Restate every line of the material, word for word.

#### Data records ####

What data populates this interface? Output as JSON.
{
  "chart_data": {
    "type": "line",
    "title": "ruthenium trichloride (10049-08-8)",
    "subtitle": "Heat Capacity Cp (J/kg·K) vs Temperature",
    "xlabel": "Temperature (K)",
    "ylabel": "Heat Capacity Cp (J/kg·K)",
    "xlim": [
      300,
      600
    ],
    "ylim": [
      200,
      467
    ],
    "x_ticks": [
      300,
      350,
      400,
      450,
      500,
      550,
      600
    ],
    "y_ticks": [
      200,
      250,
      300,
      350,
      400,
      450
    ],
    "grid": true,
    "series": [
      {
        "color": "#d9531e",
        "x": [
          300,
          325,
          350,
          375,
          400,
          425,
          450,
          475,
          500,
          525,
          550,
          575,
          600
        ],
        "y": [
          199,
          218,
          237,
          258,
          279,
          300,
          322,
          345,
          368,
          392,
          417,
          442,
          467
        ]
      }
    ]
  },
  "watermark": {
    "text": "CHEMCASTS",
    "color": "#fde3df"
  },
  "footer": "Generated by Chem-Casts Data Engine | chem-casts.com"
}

####

Full response -
What data populates this interface? Output as JSON.
{
  "chart_data": {
    "type": "line",
    "title": "ruthenium trichloride (10049-08-8)",
    "subtitle": "Heat Capacity Cp (J/kg·K) vs Temperature",
    "xlabel": "Temperature (K)",
    "ylabel": "Heat Capacity Cp (J/kg·K)",
    "xlim": [
      300,
      600
    ],
    "ylim": [
      200,
      467
    ],
    "x_ticks": [
      300,
      350,
      400,
      450,
      500,
      550,
      600
    ],
    "y_ticks": [
      200,
      250,
      300,
      350,
      400,
      450
    ],
    "grid": true,
    "series": [
      {
        "color": "#d9531e",
        "x": [
          300,
          325,
          350,
          375,
          400,
          425,
          450,
          475,
          500,
          525,
          550,
          575,
          600
        ],
        "y": [
          199,
          218,
          237,
          258,
          279,
          300,
          322,
          345,
          368,
          392,
          417,
          442,
          467
        ]
      }
    ]
  },
  "watermark": {
    "text": "CHEMCASTS",
    "color": "#fde3df"
  },
  "footer": "Generated by Chem-Casts Data Engine | chem-casts.com"
}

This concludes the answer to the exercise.